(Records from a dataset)
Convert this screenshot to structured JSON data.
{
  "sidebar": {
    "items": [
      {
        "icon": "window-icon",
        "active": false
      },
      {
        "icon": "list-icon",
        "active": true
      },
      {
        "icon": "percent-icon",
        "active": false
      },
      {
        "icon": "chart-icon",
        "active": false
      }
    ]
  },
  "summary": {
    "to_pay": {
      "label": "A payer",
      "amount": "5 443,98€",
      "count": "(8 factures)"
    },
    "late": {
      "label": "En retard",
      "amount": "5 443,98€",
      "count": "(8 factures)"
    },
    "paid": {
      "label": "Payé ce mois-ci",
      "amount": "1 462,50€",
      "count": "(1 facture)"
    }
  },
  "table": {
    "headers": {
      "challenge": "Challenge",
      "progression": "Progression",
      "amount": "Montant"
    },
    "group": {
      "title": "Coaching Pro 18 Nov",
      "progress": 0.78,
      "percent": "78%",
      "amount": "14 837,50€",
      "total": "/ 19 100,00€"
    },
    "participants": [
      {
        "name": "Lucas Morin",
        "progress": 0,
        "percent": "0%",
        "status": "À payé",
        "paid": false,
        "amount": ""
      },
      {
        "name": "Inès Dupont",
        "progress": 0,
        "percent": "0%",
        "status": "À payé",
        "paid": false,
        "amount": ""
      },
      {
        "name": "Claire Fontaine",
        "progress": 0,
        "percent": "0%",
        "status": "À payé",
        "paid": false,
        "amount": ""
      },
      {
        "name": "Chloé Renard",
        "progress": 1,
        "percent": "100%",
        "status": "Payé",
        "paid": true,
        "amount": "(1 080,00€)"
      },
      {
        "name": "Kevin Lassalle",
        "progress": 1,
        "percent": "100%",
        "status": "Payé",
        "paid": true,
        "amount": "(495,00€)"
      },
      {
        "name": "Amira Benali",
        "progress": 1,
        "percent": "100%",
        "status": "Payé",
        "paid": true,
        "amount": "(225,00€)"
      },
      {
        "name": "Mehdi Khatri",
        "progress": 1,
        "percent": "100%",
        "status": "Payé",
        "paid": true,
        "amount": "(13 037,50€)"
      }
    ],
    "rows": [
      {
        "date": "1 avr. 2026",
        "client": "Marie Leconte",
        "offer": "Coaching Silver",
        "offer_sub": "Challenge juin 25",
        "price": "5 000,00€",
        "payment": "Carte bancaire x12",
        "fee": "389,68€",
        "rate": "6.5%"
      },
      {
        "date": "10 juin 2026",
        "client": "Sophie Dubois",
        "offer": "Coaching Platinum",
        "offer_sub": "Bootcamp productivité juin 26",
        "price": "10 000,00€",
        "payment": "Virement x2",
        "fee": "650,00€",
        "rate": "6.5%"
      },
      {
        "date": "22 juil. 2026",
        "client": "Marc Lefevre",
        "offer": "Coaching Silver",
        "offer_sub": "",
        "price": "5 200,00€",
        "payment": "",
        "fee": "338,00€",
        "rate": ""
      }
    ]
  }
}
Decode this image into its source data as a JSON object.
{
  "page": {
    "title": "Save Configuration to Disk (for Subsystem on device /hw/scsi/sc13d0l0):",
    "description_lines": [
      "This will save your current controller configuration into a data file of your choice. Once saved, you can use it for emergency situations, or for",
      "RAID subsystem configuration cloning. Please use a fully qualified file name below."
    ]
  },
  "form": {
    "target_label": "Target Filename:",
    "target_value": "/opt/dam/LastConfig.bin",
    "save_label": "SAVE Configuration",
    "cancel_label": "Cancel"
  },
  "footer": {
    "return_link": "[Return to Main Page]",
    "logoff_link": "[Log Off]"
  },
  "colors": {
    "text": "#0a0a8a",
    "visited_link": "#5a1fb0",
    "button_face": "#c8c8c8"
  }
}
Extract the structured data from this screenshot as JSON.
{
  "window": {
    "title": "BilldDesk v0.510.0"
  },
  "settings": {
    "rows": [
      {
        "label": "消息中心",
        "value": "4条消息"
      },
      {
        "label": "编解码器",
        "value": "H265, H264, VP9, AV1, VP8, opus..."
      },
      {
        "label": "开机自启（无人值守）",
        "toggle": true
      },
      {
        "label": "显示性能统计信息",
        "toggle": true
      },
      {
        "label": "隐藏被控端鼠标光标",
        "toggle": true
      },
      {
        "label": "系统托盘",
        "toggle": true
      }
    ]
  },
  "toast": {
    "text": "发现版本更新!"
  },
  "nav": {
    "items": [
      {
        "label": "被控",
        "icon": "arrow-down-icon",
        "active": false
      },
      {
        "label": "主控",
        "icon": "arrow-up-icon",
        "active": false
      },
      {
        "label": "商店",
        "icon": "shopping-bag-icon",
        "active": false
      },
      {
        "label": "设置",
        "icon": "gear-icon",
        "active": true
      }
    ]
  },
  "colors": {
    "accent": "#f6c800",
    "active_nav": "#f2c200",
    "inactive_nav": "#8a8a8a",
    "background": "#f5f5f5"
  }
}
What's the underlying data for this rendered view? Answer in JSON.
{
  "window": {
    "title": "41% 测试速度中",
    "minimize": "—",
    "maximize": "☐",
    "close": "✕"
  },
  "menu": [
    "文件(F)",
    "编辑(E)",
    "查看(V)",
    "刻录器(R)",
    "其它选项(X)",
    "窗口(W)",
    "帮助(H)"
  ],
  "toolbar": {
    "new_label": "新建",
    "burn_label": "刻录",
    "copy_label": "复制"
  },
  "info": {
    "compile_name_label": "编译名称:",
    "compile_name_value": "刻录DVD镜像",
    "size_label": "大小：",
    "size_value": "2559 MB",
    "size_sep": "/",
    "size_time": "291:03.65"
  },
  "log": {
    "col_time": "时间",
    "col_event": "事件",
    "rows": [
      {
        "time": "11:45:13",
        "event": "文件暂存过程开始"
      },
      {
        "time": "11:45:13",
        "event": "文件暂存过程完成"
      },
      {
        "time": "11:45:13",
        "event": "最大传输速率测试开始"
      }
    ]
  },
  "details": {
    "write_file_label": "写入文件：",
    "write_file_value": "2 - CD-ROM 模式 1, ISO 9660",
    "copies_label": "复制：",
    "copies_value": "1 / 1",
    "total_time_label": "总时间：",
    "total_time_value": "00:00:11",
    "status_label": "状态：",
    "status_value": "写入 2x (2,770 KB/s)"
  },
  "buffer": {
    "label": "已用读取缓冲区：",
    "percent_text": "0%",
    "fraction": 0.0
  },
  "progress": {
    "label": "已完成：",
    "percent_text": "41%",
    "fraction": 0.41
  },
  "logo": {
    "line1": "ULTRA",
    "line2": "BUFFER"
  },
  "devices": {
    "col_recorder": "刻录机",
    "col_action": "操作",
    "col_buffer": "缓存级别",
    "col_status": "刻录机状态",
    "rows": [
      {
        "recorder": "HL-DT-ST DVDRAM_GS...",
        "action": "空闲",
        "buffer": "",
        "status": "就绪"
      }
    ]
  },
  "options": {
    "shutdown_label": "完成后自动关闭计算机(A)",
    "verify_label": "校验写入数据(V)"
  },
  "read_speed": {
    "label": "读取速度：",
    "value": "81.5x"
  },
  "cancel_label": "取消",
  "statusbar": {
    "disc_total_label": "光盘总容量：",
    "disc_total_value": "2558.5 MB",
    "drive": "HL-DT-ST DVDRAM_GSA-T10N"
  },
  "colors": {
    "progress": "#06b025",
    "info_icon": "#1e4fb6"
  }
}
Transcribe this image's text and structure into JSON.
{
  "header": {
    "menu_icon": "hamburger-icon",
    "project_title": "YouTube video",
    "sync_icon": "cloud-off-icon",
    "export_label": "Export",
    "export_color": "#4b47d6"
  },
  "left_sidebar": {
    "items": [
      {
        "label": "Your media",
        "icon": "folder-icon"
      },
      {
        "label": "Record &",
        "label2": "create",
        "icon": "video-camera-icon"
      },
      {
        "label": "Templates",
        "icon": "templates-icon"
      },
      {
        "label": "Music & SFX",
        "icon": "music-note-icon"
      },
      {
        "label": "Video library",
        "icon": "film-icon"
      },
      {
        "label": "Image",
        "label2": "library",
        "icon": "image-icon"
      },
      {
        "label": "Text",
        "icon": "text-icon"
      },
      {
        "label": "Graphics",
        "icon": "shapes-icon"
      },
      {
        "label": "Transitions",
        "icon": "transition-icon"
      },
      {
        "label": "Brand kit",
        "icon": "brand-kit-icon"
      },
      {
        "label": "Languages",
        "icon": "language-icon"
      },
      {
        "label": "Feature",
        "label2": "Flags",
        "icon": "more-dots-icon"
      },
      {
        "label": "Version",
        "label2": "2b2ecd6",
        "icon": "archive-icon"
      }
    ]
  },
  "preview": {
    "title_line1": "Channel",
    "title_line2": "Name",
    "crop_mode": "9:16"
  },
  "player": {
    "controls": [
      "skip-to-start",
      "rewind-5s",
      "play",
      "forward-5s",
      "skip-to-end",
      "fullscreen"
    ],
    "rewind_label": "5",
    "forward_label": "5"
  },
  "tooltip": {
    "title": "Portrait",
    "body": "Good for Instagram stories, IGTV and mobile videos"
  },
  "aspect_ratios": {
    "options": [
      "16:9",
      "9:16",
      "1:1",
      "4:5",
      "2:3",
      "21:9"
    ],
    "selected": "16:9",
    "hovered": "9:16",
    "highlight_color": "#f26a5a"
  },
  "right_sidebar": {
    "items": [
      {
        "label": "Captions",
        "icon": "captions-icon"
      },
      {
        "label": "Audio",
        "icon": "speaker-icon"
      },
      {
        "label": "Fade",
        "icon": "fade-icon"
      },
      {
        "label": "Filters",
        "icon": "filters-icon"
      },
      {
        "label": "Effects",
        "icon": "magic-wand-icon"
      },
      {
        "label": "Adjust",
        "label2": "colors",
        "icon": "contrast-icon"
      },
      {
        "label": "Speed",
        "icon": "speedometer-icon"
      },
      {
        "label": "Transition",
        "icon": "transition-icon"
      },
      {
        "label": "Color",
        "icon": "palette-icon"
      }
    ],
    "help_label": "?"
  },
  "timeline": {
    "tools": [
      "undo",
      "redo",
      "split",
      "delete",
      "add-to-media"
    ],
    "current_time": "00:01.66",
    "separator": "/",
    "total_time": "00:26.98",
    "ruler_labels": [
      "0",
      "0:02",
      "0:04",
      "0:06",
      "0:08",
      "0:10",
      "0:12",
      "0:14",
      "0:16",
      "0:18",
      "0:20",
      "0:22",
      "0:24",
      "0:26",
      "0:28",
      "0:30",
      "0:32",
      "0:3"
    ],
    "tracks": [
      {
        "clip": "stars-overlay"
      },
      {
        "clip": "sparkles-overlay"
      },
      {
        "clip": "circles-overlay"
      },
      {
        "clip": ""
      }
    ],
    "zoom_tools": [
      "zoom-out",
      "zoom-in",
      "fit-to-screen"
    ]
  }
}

» Aim of the exercise:
Copy out every line from the data above that has "payment" in it.

» Answer to this exercise:
        "payment": "Carte bancaire x12",
        "payment": "Virement x2",
        "payment": "",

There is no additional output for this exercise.